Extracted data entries
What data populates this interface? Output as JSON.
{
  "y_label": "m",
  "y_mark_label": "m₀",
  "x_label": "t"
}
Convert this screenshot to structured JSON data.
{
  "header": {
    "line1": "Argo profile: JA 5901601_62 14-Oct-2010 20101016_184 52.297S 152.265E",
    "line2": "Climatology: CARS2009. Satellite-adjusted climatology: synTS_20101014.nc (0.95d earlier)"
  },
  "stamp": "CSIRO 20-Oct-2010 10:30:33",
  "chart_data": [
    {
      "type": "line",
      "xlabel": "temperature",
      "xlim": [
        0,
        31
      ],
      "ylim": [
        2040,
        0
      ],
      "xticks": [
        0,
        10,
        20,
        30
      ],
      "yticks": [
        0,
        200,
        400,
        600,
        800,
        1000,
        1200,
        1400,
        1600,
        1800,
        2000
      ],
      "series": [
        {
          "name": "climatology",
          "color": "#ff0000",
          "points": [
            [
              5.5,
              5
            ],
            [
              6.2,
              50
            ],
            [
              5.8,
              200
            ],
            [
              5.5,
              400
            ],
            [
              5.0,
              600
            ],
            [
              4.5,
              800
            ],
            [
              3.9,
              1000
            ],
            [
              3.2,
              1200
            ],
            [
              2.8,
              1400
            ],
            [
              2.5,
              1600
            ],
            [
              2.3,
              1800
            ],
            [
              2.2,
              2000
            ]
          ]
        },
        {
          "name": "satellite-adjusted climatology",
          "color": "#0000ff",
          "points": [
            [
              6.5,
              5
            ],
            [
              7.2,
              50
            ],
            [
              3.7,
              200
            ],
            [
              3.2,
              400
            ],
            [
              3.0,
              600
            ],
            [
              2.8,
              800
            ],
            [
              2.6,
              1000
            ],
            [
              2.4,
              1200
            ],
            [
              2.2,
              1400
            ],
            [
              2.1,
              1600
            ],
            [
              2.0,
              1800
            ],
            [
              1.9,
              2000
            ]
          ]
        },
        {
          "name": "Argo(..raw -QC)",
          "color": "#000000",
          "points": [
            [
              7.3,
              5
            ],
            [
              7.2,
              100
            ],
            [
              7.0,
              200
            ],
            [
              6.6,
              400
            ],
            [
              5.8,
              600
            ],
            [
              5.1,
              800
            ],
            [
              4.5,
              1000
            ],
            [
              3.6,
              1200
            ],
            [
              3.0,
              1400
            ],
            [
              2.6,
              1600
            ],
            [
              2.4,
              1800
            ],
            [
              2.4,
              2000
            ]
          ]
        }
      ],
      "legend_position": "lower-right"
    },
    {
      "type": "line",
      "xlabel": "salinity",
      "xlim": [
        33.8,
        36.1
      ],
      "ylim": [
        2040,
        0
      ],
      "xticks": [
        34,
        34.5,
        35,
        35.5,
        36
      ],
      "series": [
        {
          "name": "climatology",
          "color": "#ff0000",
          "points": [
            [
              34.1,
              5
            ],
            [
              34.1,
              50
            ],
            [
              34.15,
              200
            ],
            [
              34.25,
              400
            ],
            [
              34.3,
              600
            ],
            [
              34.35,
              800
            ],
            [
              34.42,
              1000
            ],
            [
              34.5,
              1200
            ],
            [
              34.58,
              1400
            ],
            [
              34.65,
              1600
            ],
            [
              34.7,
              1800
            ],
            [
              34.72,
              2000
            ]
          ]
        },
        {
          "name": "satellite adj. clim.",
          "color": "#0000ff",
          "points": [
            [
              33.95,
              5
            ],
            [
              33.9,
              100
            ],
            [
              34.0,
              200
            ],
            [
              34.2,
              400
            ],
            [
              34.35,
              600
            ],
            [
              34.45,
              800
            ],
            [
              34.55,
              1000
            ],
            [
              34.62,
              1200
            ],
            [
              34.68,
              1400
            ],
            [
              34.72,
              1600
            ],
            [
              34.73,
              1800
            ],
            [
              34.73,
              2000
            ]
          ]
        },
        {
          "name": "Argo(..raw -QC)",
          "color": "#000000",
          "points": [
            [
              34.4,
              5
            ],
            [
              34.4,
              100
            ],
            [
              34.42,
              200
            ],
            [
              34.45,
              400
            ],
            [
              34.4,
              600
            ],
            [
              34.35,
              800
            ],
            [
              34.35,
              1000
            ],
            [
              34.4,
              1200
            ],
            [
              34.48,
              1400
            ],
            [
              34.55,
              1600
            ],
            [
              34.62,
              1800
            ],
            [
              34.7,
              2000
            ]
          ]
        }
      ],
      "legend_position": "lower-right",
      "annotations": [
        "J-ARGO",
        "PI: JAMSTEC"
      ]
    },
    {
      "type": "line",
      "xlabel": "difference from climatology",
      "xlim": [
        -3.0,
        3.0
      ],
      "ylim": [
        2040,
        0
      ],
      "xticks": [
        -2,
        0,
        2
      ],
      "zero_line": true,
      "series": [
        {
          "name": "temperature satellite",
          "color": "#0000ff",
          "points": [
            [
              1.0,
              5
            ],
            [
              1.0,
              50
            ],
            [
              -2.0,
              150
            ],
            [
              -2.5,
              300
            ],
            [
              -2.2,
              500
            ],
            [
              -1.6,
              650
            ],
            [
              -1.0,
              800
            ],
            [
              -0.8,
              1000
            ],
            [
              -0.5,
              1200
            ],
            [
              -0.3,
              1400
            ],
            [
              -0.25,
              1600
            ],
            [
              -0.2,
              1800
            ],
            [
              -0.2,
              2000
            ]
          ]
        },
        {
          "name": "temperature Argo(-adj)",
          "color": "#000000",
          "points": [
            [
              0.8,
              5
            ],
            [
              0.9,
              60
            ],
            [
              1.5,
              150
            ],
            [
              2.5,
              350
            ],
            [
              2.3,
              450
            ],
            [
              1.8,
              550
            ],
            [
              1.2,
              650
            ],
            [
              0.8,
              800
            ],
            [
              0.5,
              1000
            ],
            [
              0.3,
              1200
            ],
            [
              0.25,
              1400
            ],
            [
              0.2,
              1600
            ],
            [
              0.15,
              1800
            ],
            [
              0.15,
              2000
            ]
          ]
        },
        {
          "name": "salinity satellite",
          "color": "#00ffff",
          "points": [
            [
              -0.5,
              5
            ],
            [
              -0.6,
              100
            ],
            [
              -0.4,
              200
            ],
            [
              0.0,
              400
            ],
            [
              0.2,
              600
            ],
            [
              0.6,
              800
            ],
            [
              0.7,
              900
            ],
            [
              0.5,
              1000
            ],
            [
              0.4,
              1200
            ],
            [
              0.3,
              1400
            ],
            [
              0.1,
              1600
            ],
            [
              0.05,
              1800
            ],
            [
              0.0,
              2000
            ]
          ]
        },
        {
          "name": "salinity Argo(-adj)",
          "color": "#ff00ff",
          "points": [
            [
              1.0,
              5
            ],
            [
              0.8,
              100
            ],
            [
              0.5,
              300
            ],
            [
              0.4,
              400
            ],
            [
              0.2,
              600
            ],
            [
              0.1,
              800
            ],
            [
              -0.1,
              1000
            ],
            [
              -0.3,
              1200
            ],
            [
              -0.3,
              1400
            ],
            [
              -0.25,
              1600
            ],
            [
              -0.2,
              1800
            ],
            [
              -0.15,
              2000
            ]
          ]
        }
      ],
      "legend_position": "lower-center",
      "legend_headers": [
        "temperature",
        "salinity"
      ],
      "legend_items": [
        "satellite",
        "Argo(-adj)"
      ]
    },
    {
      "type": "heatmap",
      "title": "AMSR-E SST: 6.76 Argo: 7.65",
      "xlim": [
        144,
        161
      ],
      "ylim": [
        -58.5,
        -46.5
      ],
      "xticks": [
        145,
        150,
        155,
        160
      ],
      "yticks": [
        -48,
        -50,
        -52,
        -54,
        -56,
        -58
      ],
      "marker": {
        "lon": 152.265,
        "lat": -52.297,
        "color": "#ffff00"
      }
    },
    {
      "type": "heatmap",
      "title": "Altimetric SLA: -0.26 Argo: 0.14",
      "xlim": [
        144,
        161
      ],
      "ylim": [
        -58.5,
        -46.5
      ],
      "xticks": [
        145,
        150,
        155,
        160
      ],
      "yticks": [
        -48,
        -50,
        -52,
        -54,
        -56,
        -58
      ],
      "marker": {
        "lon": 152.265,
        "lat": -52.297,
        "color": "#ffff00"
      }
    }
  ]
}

- [Task description]: State the number of lines in the data that include the string "title", and add nothing else.

- [Exercise output]: 2